All entries are to be quoted exactly; the images stay out of the copy.

──────── DATA FOR THIS TASK

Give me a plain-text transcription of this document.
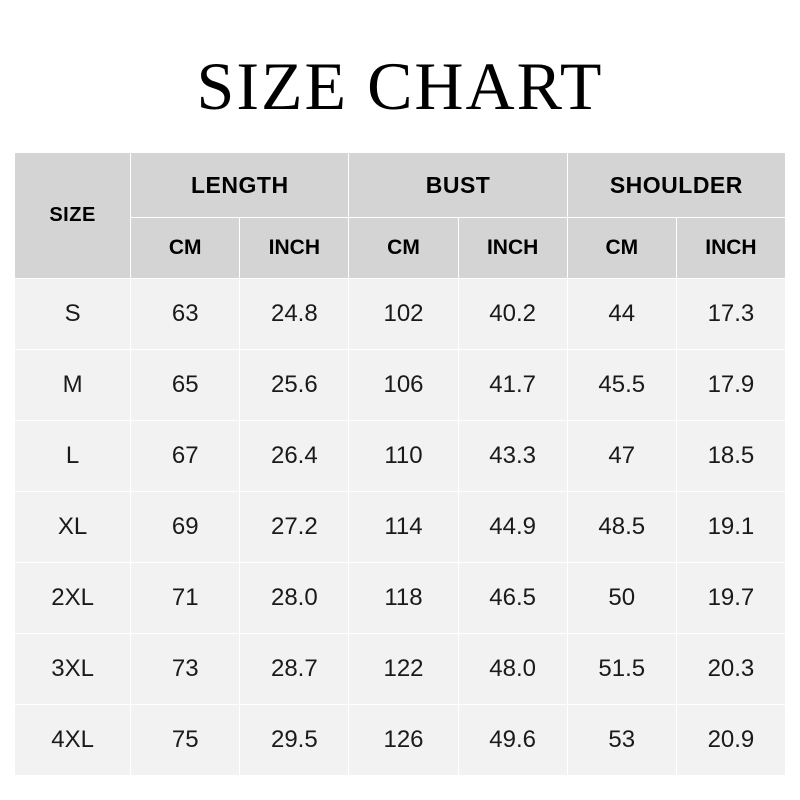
SIZE CHART
SIZE	LENGTH		BUST		SHOULDER	
	CM	INCH	CM	INCH	CM	INCH
S	63	24.8	102	40.2	44	17.3
M	65	25.6	106	41.7	45.5	17.9
L	67	26.4	110	43.3	47	18.5
XL	69	27.2	114	44.9	48.5	19.1
2XL	71	28.0	118	46.5	50	19.7
3XL	73	28.7	122	48.0	51.5	20.3
4XL	75	29.5	126	49.6	53	20.9
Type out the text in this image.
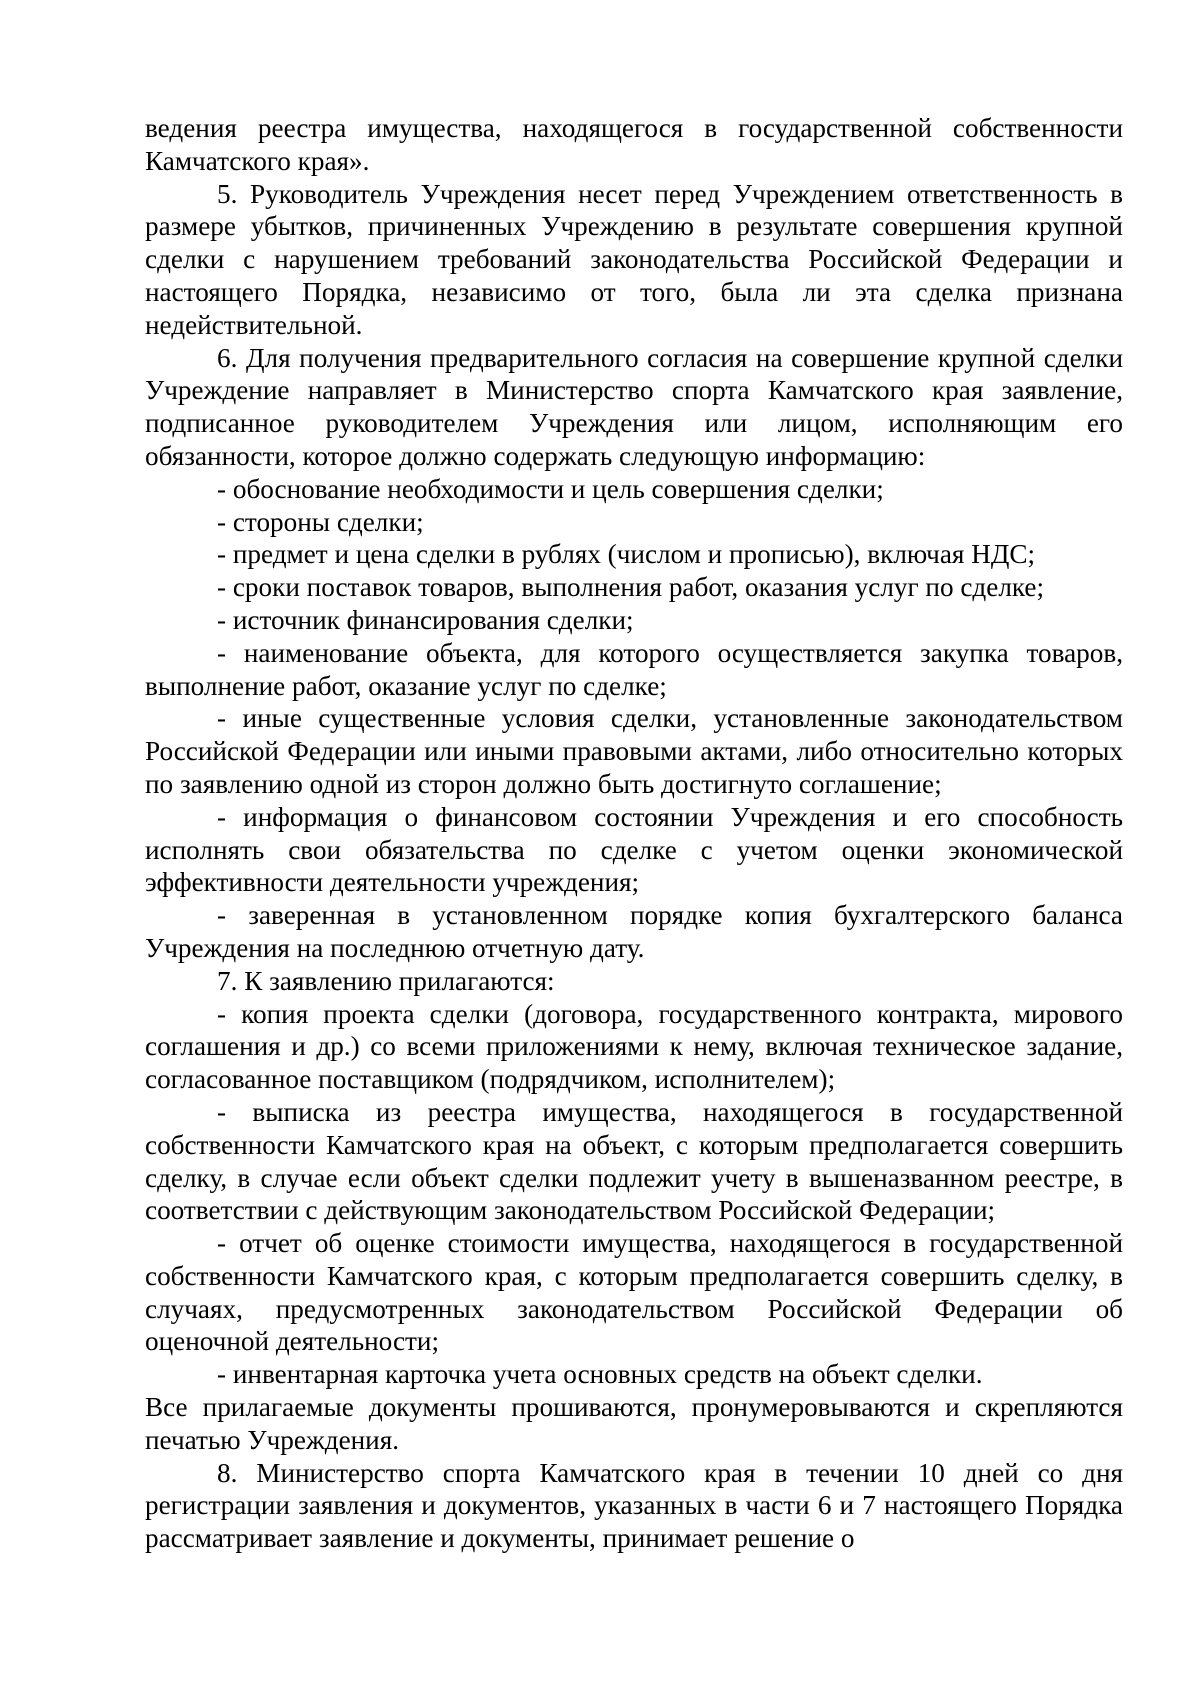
ведения реестра имущества, находящегося в государственной собственности Камчатского края».

5. Руководитель Учреждения несет перед Учреждением ответственность в размере убытков, причиненных Учреждению в результате совершения крупной сделки с нарушением требований законодательства Российской Федерации и настоящего Порядка, независимо от того, была ли эта сделка признана недействительной.

6. Для получения предварительного согласия на совершение крупной сделки Учреждение направляет в Министерство спорта Камчатского края заявление, подписанное руководителем Учреждения или лицом, исполняющим его обязанности, которое должно содержать следующую информацию:

- обоснование необходимости и цель совершения сделки;

- стороны сделки;

- предмет и цена сделки в рублях (числом и прописью), включая НДС;

- сроки поставок товаров, выполнения работ, оказания услуг по сделке;

- источник финансирования сделки;

- наименование объекта, для которого осуществляется закупка товаров, выполнение работ, оказание услуг по сделке;

- иные существенные условия сделки, установленные законодательством Российской Федерации или иными правовыми актами, либо относительно которых по заявлению одной из сторон должно быть достигнуто соглашение;

- информация о финансовом состоянии Учреждения и его способность исполнять свои обязательства по сделке с учетом оценки экономической эффективности деятельности учреждения;

- заверенная в установленном порядке копия бухгалтерского баланса Учреждения на последнюю отчетную дату.

7. К заявлению прилагаются:

- копия проекта сделки (договора, государственного контракта, мирового соглашения и др.) со всеми приложениями к нему, включая техническое задание, согласованное поставщиком (подрядчиком, исполнителем);

- выписка из реестра имущества, находящегося в государственной собственности Камчатского края на объект, с которым предполагается совершить сделку, в случае если объект сделки подлежит учету в вышеназванном реестре, в соответствии с действующим законодательством Российской Федерации;

- отчет об оценке стоимости имущества, находящегося в государственной собственности Камчатского края, с которым предполагается совершить сделку, в случаях, предусмотренных законодательством Российской Федерации об оценочной деятельности;

- инвентарная карточка учета основных средств на объект сделки.

Все прилагаемые документы прошиваются, пронумеровываются и скрепляются печатью Учреждения.

8. Министерство спорта Камчатского края в течении 10 дней со дня регистрации заявления и документов, указанных в части 6 и 7 настоящего Порядка рассматривает заявление и документы, принимает решение о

────────────────

**RESULT OF THE TASK**
Give me a plain-text transcription of this document.
SIZE CHART
SIZE	LENGTH		BUST		SHOULDER	
	CM	INCH	CM	INCH	CM	INCH
S	63	24.8	102	40.2	44	17.3
M	65	25.6	106	41.7	45.5	17.9
L	67	26.4	110	43.3	47	18.5
XL	69	27.2	114	44.9	48.5	19.1
2XL	71	28.0	118	46.5	50	19.7
3XL	73	28.7	122	48.0	51.5	20.3
4XL	75	29.5	126	49.6	53	20.9
Type out the text in this image.
ведения реестра имущества, находящегося в государственной собственности Камчатского края».

5. Руководитель Учреждения несет перед Учреждением ответственность в размере убытков, причиненных Учреждению в результате совершения крупной сделки с нарушением требований законодательства Российской Федерации и настоящего Порядка, независимо от того, была ли эта сделка признана недействительной.

6. Для получения предварительного согласия на совершение крупной сделки Учреждение направляет в Министерство спорта Камчатского края заявление, подписанное руководителем Учреждения или лицом, исполняющим его обязанности, которое должно содержать следующую информацию:

- обоснование необходимости и цель совершения сделки;

- стороны сделки;

- предмет и цена сделки в рублях (числом и прописью), включая НДС;

- сроки поставок товаров, выполнения работ, оказания услуг по сделке;

- источник финансирования сделки;

- наименование объекта, для которого осуществляется закупка товаров, выполнение работ, оказание услуг по сделке;

- иные существенные условия сделки, установленные законодательством Российской Федерации или иными правовыми актами, либо относительно которых по заявлению одной из сторон должно быть достигнуто соглашение;

- информация о финансовом состоянии Учреждения и его способность исполнять свои обязательства по сделке с учетом оценки экономической эффективности деятельности учреждения;

- заверенная в установленном порядке копия бухгалтерского баланса Учреждения на последнюю отчетную дату.

7. К заявлению прилагаются:

- копия проекта сделки (договора, государственного контракта, мирового соглашения и др.) со всеми приложениями к нему, включая техническое задание, согласованное поставщиком (подрядчиком, исполнителем);

- выписка из реестра имущества, находящегося в государственной собственности Камчатского края на объект, с которым предполагается совершить сделку, в случае если объект сделки подлежит учету в вышеназванном реестре, в соответствии с действующим законодательством Российской Федерации;

- отчет об оценке стоимости имущества, находящегося в государственной собственности Камчатского края, с которым предполагается совершить сделку, в случаях, предусмотренных законодательством Российской Федерации об оценочной деятельности;

- инвентарная карточка учета основных средств на объект сделки.

Все прилагаемые документы прошиваются, пронумеровываются и скрепляются печатью Учреждения.

8. Министерство спорта Камчатского края в течении 10 дней со дня регистрации заявления и документов, указанных в части 6 и 7 настоящего Порядка рассматривает заявление и документы, принимает решение о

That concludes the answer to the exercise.